WHAT YOU WILL DO:
Print all entries word for word.

SUPPLIED RECORDS:
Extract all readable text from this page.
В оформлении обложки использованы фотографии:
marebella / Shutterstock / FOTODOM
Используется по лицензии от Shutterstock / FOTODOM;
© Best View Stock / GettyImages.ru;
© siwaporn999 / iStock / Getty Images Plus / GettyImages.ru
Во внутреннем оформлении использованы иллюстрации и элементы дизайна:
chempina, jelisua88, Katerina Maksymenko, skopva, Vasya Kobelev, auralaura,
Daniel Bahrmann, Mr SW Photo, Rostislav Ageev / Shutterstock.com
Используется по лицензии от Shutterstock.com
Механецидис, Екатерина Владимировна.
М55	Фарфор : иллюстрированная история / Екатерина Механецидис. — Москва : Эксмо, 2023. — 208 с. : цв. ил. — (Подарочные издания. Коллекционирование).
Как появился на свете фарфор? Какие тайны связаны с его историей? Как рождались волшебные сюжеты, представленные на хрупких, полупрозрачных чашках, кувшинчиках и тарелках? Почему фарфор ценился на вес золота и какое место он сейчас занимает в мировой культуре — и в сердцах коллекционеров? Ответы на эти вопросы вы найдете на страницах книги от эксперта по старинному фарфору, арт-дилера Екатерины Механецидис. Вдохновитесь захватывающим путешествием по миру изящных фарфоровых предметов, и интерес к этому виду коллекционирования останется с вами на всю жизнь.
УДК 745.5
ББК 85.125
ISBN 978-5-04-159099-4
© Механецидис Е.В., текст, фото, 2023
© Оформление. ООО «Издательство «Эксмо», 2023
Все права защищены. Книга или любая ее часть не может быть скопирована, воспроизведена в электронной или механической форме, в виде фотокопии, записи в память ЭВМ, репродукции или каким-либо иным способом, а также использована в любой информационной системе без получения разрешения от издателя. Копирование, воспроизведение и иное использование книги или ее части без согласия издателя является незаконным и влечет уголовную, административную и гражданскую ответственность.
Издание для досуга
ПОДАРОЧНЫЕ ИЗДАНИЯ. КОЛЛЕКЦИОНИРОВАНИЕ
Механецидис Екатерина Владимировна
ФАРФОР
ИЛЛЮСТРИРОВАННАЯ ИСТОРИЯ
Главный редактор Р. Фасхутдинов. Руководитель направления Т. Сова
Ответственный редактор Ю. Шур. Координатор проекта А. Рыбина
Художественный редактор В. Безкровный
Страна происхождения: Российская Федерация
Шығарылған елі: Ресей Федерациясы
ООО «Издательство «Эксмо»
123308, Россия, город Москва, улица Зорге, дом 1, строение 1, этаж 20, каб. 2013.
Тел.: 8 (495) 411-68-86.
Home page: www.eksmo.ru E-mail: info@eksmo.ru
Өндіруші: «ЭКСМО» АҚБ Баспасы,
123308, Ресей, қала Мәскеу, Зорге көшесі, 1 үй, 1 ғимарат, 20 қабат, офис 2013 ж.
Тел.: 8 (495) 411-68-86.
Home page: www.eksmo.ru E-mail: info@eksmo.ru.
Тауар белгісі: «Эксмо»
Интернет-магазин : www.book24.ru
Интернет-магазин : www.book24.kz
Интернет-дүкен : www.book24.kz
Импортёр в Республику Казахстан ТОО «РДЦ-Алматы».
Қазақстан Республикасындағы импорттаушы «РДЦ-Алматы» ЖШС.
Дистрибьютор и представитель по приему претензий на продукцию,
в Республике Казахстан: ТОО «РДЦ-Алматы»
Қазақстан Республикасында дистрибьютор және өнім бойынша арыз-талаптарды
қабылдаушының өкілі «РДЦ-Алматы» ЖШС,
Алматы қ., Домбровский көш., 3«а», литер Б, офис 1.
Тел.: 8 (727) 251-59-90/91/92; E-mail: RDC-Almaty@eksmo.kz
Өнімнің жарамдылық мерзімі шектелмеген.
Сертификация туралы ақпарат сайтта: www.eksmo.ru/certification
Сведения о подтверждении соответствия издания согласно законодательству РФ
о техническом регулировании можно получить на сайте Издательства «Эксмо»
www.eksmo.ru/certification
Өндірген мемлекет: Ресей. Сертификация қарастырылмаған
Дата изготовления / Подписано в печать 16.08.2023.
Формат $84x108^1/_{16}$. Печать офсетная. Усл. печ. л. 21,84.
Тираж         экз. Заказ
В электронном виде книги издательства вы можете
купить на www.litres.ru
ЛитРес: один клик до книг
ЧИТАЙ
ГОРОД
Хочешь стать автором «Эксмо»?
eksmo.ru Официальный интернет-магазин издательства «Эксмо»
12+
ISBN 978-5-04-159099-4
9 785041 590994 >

RESULT:
Extract all readable text from this page.
В оформлении обложки использованы фотографии:
marebella / Shutterstock / FOTODOM
Используется по лицензии от Shutterstock / FOTODOM;
© Best View Stock / GettyImages.ru;
© siwaporn999 / iStock / Getty Images Plus / GettyImages.ru
Во внутреннем оформлении использованы иллюстрации и элементы дизайна:
chempina, jelisua88, Katerina Maksymenko, skopva, Vasya Kobelev, auralaura,
Daniel Bahrmann, Mr SW Photo, Rostislav Ageev / Shutterstock.com
Используется по лицензии от Shutterstock.com
Механецидис, Екатерина Владимировна.
М55	Фарфор : иллюстрированная история / Екатерина Механецидис. — Москва : Эксмо, 2023. — 208 с. : цв. ил. — (Подарочные издания. Коллекционирование).
Как появился на свете фарфор? Какие тайны связаны с его историей? Как рождались волшебные сюжеты, представленные на хрупких, полупрозрачных чашках, кувшинчиках и тарелках? Почему фарфор ценился на вес золота и какое место он сейчас занимает в мировой культуре — и в сердцах коллекционеров? Ответы на эти вопросы вы найдете на страницах книги от эксперта по старинному фарфору, арт-дилера Екатерины Механецидис. Вдохновитесь захватывающим путешествием по миру изящных фарфоровых предметов, и интерес к этому виду коллекционирования останется с вами на всю жизнь.
УДК 745.5
ББК 85.125
ISBN 978-5-04-159099-4
© Механецидис Е.В., текст, фото, 2023
© Оформление. ООО «Издательство «Эксмо», 2023
Все права защищены. Книга или любая ее часть не может быть скопирована, воспроизведена в электронной или механической форме, в виде фотокопии, записи в память ЭВМ, репродукции или каким-либо иным способом, а также использована в любой информационной системе без получения разрешения от издателя. Копирование, воспроизведение и иное использование книги или ее части без согласия издателя является незаконным и влечет уголовную, административную и гражданскую ответственность.
Издание для досуга
ПОДАРОЧНЫЕ ИЗДАНИЯ. КОЛЛЕКЦИОНИРОВАНИЕ
Механецидис Екатерина Владимировна
ФАРФОР
ИЛЛЮСТРИРОВАННАЯ ИСТОРИЯ
Главный редактор Р. Фасхутдинов. Руководитель направления Т. Сова
Ответственный редактор Ю. Шур. Координатор проекта А. Рыбина
Художественный редактор В. Безкровный
Страна происхождения: Российская Федерация
Шығарылған елі: Ресей Федерациясы
ООО «Издательство «Эксмо»
123308, Россия, город Москва, улица Зорге, дом 1, строение 1, этаж 20, каб. 2013.
Тел.: 8 (495) 411-68-86.
Home page: www.eksmo.ru E-mail: info@eksmo.ru
Өндіруші: «ЭКСМО» АҚБ Баспасы,
123308, Ресей, қала Мәскеу, Зорге көшесі, 1 үй, 1 ғимарат, 20 қабат, офис 2013 ж.
Тел.: 8 (495) 411-68-86.
Home page: www.eksmo.ru E-mail: info@eksmo.ru.
Тауар белгісі: «Эксмо»
Интернет-магазин : www.book24.ru
Интернет-магазин : www.book24.kz
Интернет-дүкен : www.book24.kz
Импортёр в Республику Казахстан ТОО «РДЦ-Алматы».
Қазақстан Республикасындағы импорттаушы «РДЦ-Алматы» ЖШС.
Дистрибьютор и представитель по приему претензий на продукцию,
в Республике Казахстан: ТОО «РДЦ-Алматы»
Қазақстан Республикасында дистрибьютор және өнім бойынша арыз-талаптарды
қабылдаушының өкілі «РДЦ-Алматы» ЖШС,
Алматы қ., Домбровский көш., 3«а», литер Б, офис 1.
Тел.: 8 (727) 251-59-90/91/92; E-mail: RDC-Almaty@eksmo.kz
Өнімнің жарамдылық мерзімі шектелмеген.
Сертификация туралы ақпарат сайтта: www.eksmo.ru/certification
Сведения о подтверждении соответствия издания согласно законодательству РФ
о техническом регулировании можно получить на сайте Издательства «Эксмо»
www.eksmo.ru/certification
Өндірген мемлекет: Ресей. Сертификация қарастырылмаған
Дата изготовления / Подписано в печать 16.08.2023.
Формат $84x108^1/_{16}$. Печать офсетная. Усл. печ. л. 21,84.
Тираж         экз. Заказ
В электронном виде книги издательства вы можете
купить на www.litres.ru
ЛитРес: один клик до книг
ЧИТАЙ
ГОРОД
Хочешь стать автором «Эксмо»?
eksmo.ru Официальный интернет-магазин издательства «Эксмо»
12+
ISBN 978-5-04-159099-4
9 785041 590994 >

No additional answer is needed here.